[Stored items]
........

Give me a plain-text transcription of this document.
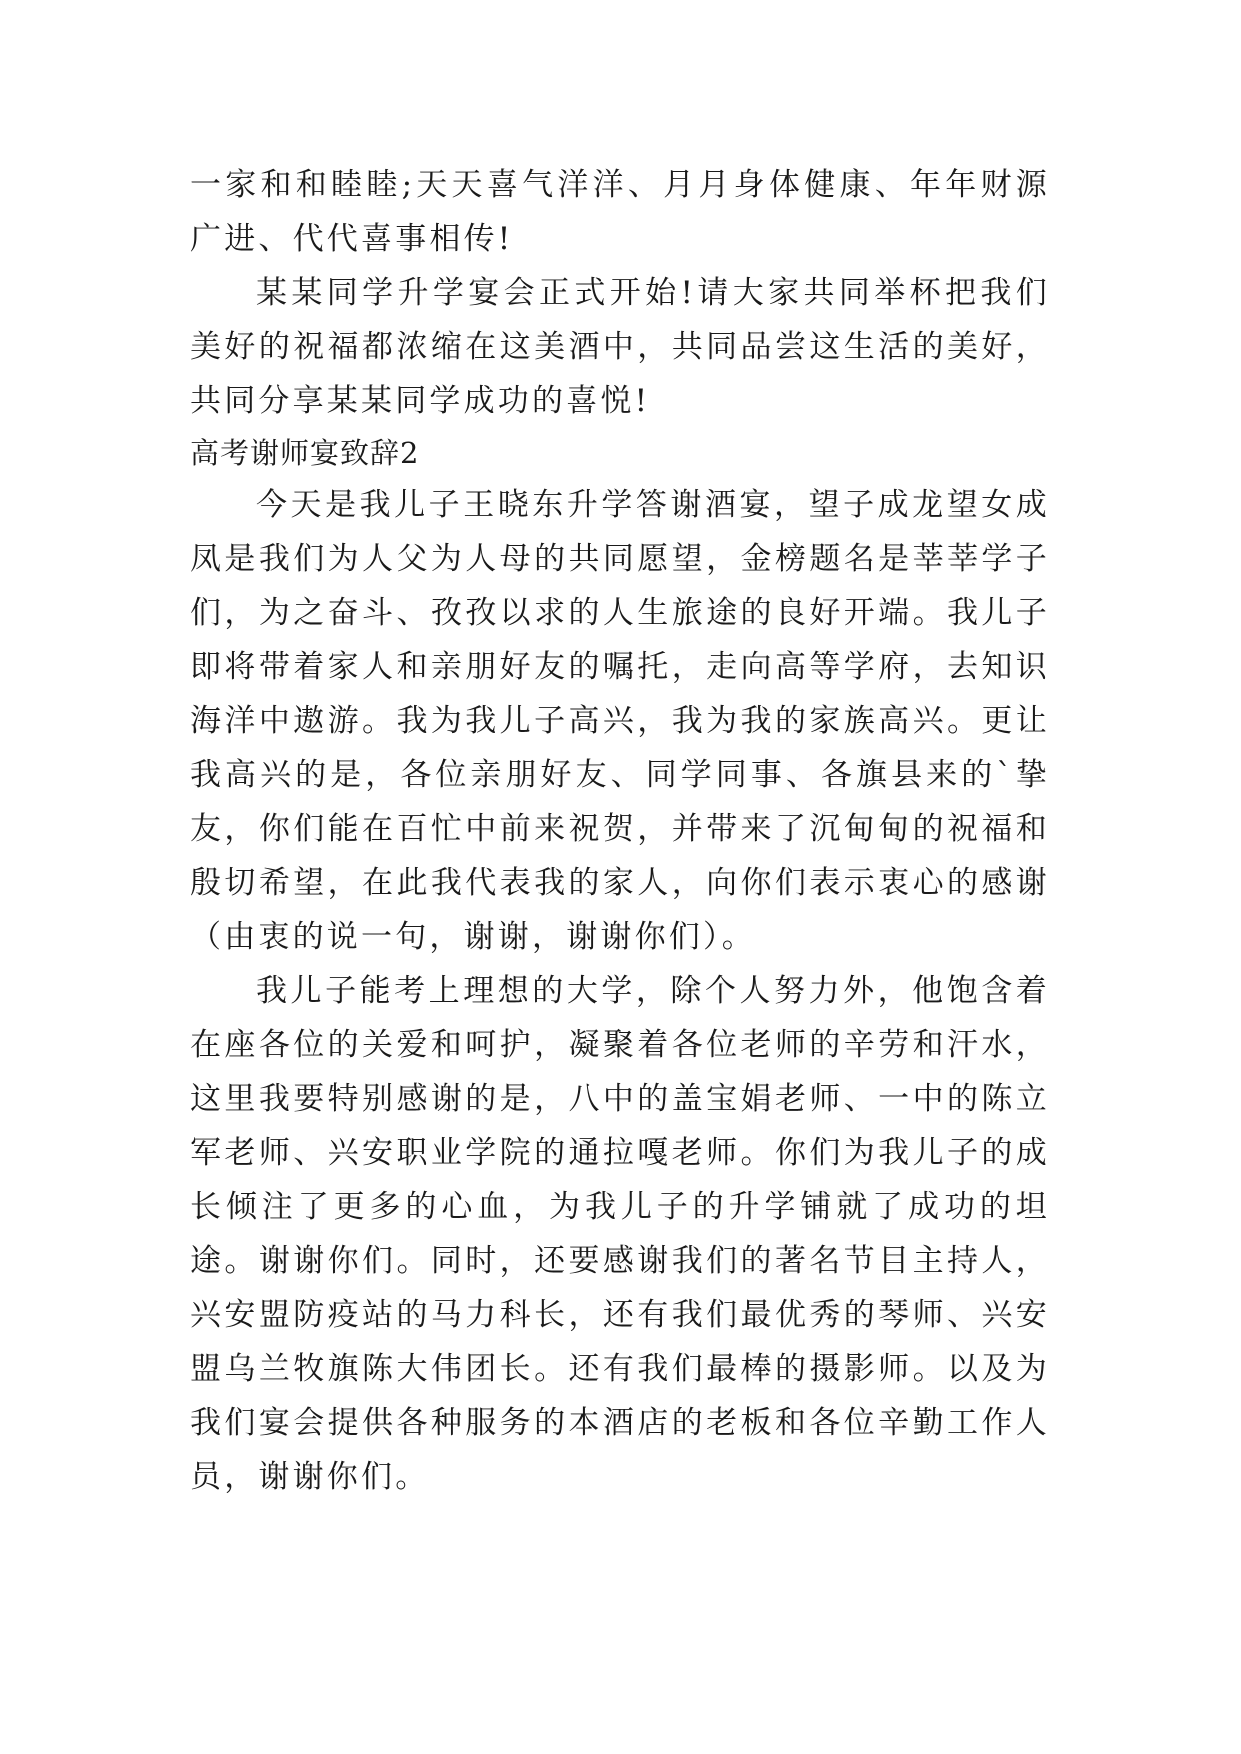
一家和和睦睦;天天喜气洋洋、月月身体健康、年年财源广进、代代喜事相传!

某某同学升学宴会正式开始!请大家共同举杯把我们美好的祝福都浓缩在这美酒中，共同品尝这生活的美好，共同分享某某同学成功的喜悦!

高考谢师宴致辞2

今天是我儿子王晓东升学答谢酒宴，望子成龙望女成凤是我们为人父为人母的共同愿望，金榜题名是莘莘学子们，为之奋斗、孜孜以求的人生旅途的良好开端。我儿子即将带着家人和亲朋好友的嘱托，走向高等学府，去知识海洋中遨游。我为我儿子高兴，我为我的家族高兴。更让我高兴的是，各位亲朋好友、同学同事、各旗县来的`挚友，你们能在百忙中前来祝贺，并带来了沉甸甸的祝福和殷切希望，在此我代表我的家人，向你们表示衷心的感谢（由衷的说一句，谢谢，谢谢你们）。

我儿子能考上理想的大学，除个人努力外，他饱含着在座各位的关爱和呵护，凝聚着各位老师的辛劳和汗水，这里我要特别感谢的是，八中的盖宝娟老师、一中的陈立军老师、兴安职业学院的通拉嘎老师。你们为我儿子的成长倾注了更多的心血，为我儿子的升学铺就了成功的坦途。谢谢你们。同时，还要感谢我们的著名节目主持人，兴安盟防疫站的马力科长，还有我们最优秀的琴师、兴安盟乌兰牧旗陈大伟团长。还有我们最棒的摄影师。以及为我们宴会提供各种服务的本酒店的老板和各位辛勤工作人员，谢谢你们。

........

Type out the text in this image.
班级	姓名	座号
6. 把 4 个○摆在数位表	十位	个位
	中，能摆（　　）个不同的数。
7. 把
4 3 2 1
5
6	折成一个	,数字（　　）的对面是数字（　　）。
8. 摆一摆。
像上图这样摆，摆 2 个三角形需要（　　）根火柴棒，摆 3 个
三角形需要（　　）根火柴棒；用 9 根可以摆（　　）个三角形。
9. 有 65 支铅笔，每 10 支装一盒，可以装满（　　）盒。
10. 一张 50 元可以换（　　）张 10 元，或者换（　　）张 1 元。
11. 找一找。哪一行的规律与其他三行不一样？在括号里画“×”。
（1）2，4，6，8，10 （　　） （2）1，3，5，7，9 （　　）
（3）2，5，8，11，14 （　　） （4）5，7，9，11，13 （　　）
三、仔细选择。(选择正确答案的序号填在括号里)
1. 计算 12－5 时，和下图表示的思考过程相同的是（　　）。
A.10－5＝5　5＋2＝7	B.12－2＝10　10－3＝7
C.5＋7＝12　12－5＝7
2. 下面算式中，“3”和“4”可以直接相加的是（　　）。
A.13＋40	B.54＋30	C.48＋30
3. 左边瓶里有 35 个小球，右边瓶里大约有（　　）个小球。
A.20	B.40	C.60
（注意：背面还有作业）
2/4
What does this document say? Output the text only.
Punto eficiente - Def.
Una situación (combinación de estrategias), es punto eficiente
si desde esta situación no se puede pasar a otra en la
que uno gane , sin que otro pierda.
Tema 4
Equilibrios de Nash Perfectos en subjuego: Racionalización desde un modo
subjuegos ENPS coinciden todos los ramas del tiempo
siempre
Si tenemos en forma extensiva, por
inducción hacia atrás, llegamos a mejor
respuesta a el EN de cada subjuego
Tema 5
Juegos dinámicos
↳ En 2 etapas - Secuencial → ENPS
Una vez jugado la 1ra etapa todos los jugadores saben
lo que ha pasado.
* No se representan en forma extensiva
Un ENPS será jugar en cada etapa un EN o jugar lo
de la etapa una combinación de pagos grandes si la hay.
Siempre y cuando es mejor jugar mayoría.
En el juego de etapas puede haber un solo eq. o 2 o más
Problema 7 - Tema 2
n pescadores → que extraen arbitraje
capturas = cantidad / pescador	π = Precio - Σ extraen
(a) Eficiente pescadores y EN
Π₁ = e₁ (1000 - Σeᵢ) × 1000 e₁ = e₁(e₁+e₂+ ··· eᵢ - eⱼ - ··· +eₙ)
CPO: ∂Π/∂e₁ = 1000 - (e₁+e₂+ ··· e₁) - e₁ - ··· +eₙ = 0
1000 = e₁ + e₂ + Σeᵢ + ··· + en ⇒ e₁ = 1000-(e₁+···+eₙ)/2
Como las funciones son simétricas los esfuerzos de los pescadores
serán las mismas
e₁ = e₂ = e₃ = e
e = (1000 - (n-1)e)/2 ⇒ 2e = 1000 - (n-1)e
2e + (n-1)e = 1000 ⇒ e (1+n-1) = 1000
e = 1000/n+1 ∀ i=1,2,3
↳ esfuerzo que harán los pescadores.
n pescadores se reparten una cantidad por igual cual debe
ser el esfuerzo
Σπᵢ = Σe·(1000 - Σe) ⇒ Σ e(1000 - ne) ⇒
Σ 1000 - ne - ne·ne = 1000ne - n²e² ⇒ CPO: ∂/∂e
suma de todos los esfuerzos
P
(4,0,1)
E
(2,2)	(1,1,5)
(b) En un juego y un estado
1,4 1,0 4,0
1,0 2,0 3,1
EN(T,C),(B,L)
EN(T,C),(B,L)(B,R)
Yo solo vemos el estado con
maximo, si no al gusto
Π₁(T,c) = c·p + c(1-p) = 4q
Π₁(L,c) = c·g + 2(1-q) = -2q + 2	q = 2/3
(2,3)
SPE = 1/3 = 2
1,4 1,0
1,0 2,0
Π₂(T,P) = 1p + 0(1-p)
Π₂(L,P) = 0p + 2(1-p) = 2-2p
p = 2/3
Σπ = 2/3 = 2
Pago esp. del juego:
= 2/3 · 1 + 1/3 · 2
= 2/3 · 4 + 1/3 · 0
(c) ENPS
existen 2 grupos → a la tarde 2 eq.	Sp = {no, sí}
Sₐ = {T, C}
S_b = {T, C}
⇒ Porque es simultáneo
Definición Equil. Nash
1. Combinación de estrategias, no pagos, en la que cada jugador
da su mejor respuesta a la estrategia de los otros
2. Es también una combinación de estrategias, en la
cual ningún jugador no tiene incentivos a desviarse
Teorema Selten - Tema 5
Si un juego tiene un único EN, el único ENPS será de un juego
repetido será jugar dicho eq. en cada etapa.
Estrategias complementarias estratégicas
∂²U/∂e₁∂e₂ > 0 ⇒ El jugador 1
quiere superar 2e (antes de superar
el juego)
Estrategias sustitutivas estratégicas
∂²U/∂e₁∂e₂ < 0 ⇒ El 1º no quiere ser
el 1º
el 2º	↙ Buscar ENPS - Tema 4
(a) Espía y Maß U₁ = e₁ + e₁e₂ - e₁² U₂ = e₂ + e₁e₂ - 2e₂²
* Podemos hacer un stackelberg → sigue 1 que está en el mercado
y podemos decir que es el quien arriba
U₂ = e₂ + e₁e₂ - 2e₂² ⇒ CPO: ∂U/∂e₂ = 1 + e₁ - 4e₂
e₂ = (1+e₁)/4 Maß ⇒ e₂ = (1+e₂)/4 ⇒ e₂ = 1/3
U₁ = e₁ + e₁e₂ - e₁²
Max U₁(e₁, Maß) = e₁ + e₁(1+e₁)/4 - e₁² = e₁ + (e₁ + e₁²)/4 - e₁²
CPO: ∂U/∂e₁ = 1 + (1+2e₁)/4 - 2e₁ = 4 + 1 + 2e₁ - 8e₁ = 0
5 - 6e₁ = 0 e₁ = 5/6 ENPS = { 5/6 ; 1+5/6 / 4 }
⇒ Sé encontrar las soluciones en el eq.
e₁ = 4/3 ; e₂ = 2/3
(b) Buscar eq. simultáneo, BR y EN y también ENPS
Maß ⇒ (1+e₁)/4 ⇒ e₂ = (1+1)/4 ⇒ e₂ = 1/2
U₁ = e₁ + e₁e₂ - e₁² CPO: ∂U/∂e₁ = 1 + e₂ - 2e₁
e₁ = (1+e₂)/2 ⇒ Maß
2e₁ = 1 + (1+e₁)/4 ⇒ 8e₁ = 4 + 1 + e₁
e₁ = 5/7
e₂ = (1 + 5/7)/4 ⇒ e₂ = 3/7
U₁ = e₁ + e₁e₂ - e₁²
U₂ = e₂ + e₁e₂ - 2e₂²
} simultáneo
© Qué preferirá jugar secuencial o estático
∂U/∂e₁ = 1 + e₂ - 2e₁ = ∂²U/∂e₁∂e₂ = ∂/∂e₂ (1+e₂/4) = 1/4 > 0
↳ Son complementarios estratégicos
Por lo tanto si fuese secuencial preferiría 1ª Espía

........

▸ GIVEN TASK: Of all the lines in the material above, how many contain the word "Tema"? Give only the count.

▸ RESULT OF THIS TASK: 5